EXERCISE DESCRIPTION: How many lines of these records hold the string "document"? Reply with the number alone.

(Saved entries)
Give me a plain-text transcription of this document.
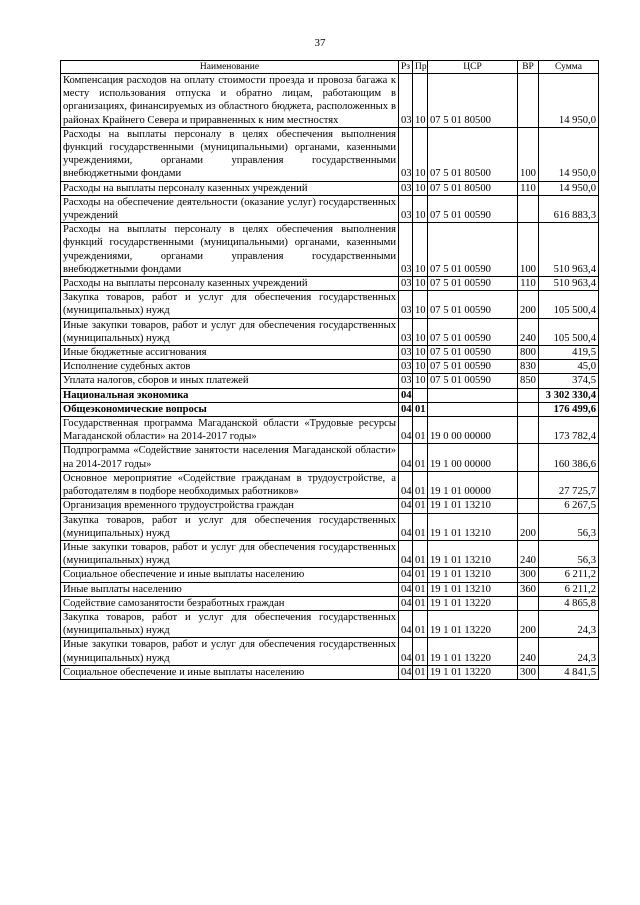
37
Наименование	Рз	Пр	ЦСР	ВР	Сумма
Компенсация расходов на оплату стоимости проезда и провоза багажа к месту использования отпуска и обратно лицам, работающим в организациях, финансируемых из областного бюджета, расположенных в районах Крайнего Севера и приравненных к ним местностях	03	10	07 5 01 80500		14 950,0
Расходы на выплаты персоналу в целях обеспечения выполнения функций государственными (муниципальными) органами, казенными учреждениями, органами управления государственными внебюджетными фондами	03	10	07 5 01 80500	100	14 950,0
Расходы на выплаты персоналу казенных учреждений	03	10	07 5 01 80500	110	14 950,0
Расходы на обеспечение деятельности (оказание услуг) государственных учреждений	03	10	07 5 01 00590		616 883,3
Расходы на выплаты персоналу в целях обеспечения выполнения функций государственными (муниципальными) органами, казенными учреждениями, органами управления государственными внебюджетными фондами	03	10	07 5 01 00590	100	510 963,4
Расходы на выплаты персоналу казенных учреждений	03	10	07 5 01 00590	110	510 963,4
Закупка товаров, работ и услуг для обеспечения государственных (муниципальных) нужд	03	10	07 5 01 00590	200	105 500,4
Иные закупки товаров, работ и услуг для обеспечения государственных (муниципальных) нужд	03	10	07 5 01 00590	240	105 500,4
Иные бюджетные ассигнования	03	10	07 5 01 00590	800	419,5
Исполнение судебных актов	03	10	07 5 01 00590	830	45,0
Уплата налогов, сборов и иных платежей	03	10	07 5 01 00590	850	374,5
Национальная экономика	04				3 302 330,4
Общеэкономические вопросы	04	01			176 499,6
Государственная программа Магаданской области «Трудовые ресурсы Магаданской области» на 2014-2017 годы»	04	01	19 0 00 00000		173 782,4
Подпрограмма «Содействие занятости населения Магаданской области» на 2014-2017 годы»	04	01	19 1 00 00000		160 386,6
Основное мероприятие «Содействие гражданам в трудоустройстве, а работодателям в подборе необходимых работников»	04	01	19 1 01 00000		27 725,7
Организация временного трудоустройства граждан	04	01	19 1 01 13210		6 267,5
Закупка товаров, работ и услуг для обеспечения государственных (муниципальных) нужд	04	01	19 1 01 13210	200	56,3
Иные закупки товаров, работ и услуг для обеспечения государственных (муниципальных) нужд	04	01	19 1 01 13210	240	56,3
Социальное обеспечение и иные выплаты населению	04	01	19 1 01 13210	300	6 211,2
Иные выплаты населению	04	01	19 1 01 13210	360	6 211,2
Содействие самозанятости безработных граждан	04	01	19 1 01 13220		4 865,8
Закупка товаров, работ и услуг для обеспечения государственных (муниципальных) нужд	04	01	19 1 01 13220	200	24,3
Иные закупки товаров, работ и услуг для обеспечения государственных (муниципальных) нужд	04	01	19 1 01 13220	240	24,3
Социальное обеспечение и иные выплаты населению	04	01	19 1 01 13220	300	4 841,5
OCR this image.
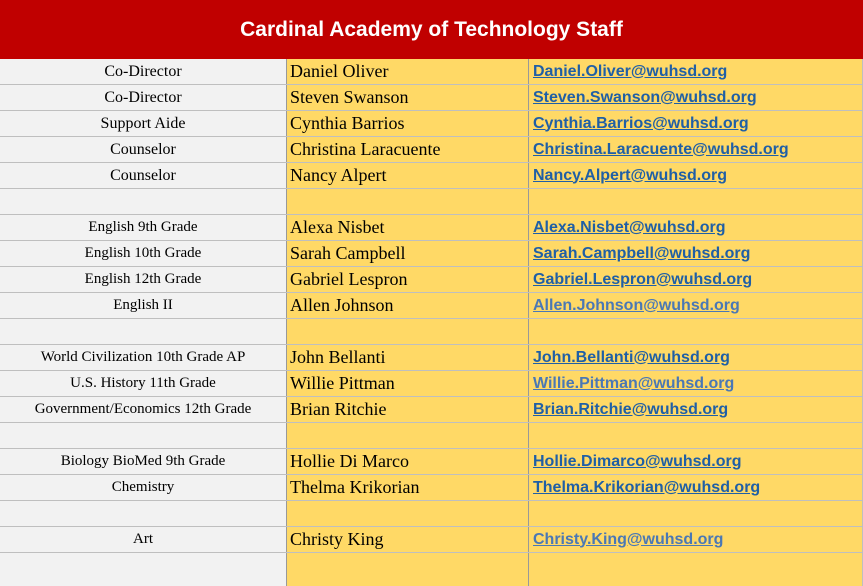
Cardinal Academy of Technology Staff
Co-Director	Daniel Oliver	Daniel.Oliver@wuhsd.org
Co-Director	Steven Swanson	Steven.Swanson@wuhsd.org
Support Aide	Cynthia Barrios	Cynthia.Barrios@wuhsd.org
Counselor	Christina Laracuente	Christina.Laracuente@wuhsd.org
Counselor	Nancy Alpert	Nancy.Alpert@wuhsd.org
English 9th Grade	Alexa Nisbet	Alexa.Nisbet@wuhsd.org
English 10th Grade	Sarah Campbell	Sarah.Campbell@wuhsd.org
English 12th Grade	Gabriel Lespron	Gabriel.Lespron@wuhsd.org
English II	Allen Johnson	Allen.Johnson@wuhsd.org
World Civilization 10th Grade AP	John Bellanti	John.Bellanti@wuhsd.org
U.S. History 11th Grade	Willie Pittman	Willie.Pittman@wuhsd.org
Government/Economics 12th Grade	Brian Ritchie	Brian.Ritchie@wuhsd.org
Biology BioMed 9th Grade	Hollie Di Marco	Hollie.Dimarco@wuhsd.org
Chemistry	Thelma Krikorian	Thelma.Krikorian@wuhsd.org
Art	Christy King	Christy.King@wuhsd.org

---

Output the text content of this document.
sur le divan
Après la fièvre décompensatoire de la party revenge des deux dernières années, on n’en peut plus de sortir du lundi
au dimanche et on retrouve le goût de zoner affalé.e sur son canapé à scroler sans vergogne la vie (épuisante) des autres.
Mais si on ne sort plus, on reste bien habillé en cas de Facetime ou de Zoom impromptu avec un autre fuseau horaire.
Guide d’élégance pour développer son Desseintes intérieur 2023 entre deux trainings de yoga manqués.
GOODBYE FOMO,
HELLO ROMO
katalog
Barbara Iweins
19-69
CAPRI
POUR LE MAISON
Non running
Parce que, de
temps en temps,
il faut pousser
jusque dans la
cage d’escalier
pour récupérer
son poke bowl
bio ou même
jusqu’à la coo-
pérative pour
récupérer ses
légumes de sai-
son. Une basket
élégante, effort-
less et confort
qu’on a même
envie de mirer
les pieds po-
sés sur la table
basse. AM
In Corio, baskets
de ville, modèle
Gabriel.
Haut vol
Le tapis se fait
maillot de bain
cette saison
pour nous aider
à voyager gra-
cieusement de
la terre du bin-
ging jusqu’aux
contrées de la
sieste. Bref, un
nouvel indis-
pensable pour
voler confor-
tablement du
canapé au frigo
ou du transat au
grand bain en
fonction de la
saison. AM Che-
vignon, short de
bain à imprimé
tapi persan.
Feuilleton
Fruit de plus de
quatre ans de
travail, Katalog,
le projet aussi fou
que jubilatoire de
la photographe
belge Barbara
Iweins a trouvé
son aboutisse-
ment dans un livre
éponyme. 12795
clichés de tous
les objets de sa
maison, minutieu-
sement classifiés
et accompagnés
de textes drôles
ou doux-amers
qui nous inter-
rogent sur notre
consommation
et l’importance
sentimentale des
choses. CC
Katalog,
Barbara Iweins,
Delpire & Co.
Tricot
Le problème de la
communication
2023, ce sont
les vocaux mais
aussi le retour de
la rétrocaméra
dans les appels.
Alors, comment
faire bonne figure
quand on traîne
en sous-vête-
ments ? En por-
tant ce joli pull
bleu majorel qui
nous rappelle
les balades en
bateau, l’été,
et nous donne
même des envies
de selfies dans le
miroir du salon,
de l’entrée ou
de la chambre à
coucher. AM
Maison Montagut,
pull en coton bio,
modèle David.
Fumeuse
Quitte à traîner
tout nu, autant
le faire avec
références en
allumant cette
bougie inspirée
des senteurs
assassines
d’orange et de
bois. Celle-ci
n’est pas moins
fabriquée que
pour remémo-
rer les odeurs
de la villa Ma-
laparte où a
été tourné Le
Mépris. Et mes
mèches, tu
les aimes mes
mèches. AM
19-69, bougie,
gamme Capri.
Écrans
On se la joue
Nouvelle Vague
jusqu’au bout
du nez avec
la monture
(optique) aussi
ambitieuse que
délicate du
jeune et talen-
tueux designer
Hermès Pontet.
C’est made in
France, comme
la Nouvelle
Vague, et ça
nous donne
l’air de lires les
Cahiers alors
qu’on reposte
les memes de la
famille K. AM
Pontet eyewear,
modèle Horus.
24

--

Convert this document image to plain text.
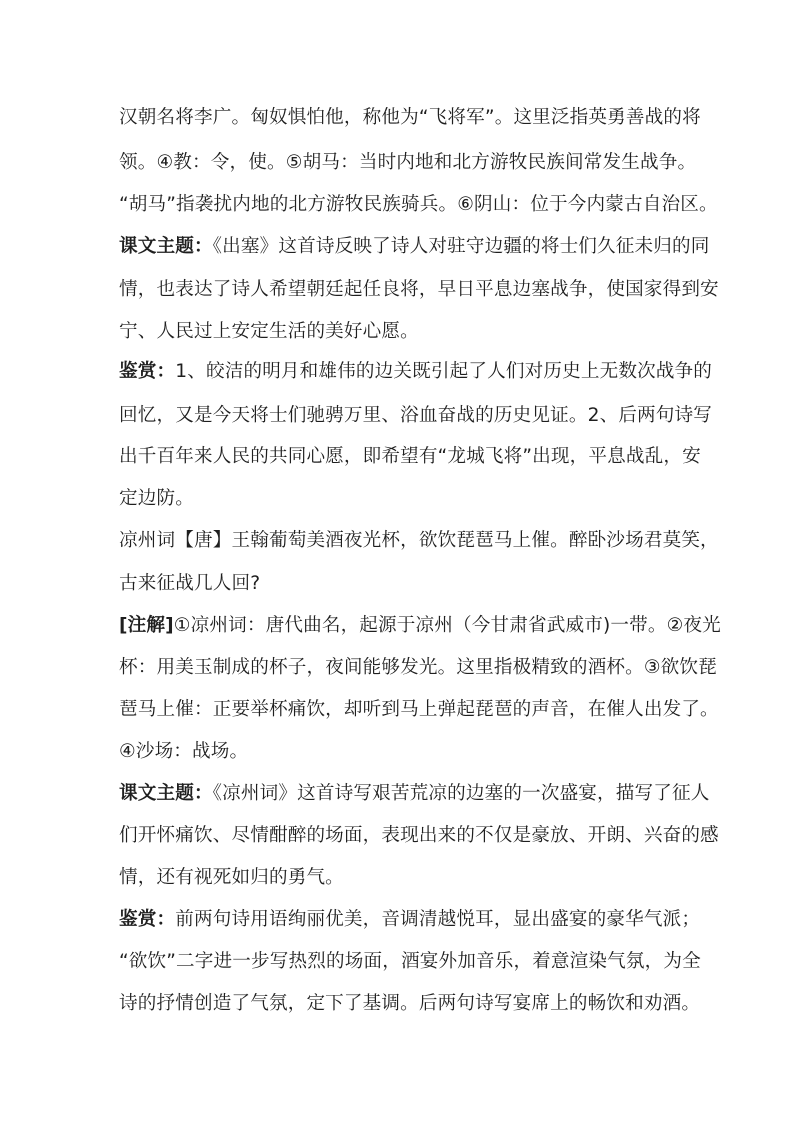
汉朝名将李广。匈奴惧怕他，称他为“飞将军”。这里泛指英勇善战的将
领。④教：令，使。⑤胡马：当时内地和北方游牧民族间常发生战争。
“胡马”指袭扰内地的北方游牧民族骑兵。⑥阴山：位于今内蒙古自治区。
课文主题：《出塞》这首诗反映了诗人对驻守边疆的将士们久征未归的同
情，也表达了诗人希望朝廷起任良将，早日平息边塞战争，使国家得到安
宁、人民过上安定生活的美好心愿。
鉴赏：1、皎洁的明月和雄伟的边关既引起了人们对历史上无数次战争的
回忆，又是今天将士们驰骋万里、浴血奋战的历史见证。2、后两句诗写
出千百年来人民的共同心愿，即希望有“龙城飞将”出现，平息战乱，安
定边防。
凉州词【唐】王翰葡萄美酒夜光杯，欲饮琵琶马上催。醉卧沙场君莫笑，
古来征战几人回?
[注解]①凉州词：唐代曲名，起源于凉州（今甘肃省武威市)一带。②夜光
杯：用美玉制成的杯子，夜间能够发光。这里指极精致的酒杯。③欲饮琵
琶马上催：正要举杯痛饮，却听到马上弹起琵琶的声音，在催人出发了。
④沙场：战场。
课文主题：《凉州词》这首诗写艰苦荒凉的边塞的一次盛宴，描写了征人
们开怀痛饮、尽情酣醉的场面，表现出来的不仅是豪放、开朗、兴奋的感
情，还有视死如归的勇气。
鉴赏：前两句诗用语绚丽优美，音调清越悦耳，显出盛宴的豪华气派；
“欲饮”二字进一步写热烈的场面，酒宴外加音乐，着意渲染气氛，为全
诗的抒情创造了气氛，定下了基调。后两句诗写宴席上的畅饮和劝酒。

COMPLETED EXERCISE: 3